TEXTO DEL DOCUMENTO:
>

Blogs

Víctor Soriano

Reinterpretando el mapa

Invierno en Nueva York

La Gran Manzana es el destino más popular para los europeos fuera del continente y, aunque Nueva York es ideal en cualquier época del año, el invierno es la estación de menor afluencia turística y con más vida real. No importa que hayan pasado las fiestas navideñas y con ellas algunos de los atractivos icónicos de los meses fríos en Manhattan, como la decoración en la fachada de los grandes almacenes Saks de la Quinta Avenida, pues todavía se siente cierto ambiente festivo: la iluminación estacional sigue decorando las calles –al menos, hasta el Año Nuevo lunar, como la corrección política americana obliga a llamar a la festividad china- y la famosa pista de patinaje sobre hielo del Rockefeller Center está abierta hasta la primavera.

Los inviernos de la Ciudad, como la llaman los locales, no son más duros que los de cualquier urbe del interior de España y, salvo por algún temporal de frio polar de los que también sufrimos en este lado del Charco, se puede pasar el día callejeando Manhattan sin más abrigo que el que usaríamos en un día frio de Madrid. O incluso llegar a pasar calor, bajo las luces incesantes de Times Square, la plaza en la que es de día a cualquier hora del día.

LISTA DE TAREAS:
[a] Enumera los nombres que usa el texto sobre el invierno en Nueva York para referirse a la ciudad.
[b] Sigue escribiendo el texto sobre el invierno en Nueva York a partir de su última frase.

EXTRACTOS DE REGISTROS:
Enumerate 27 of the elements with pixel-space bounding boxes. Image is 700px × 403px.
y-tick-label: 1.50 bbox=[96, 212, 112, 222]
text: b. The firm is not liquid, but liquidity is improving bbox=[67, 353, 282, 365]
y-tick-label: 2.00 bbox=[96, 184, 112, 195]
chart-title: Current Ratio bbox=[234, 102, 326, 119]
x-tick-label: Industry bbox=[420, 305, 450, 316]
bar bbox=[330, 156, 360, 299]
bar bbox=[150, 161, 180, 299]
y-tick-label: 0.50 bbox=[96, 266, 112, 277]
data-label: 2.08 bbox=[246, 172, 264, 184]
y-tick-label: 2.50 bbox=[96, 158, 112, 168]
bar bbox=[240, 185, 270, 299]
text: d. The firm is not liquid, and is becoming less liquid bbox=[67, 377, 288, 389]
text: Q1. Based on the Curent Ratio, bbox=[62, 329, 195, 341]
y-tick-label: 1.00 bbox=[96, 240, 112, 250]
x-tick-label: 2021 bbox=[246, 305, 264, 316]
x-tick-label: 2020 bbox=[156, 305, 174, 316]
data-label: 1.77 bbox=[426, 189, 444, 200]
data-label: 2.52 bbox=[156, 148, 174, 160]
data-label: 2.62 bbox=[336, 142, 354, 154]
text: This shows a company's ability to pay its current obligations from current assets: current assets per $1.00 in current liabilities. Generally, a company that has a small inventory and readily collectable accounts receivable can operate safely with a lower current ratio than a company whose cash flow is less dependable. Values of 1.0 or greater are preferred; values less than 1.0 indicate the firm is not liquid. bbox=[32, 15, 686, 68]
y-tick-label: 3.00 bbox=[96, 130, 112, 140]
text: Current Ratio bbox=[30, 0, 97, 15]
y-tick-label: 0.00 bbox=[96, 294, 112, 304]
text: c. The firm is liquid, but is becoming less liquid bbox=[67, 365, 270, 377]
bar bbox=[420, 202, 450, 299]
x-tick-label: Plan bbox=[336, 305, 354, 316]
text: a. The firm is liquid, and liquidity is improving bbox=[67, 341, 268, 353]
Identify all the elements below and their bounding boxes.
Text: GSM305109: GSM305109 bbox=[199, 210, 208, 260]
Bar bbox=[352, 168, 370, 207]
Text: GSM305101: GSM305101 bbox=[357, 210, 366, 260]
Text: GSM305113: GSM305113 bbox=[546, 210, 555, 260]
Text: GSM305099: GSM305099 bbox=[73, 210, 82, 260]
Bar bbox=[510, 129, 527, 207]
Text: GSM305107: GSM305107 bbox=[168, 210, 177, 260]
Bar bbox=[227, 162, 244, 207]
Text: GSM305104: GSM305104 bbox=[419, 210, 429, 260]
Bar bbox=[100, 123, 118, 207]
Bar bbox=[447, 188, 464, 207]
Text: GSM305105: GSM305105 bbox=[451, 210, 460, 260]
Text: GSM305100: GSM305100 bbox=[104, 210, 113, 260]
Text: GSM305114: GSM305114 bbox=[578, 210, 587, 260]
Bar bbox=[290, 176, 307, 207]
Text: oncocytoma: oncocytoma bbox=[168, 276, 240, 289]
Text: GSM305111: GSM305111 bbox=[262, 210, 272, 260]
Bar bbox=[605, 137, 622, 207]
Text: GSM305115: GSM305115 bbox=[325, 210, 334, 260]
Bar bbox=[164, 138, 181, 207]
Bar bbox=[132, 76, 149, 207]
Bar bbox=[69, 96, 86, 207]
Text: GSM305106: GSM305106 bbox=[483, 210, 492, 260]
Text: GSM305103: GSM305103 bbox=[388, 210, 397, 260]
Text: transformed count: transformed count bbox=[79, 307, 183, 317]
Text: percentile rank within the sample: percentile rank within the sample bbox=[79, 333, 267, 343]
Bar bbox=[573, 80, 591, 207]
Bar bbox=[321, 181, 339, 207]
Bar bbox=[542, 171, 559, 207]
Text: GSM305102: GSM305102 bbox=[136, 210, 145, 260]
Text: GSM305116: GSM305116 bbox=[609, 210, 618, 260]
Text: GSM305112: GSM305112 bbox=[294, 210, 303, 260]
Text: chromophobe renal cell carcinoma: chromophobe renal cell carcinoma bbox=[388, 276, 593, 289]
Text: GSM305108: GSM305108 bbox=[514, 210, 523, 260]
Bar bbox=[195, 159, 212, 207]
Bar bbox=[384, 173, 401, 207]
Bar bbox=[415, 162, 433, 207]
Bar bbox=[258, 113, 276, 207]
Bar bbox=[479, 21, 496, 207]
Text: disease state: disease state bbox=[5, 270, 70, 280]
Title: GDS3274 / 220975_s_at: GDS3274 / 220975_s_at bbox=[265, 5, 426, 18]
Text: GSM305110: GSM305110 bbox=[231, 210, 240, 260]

RESULTADOS POR TAREA:
[a] La Gran Manzana, Nueva York, la Ciudad

[b]
En cambio, el invierno trae consigo dos magníficos espectáculos: las icónicas estampas neoyorquinas nevadas y los lagos helados de Central Park. Además, se lleva a la mayoría de los turistas, por lo que atracciones que hay que descartar en los meses de verano o incluso en la primavera y buena parte del otoño, como los miradores del Empire State Building o el One World Trade Center –los edificios más altos, respectivamente, del Midtown y el Downtown de Manhattan- son, en cambio, una opción tranquila y divertida de conocer la urbe.

La vida cultural es apasionante en la ciudad que nunca duerme y el invierno nos ofrece disfrutar de la ópera en uno de los más afamados teatros del mundo: la temporada de la Metropolitan Opera House (conocida como ‘The Met’), como en la mayoría de las óperas, comienza en otoño y termina al final de la primavera. Cualquier excusa es buena para escuchar una pieza clásica, con montajes escénicos propios del gusto italiano –del que los neoyorquinos están cerca quizás más por esnobismo que por decisión-, en el auditorio en que se han consagrado todas las grandes voces del panorama internacional.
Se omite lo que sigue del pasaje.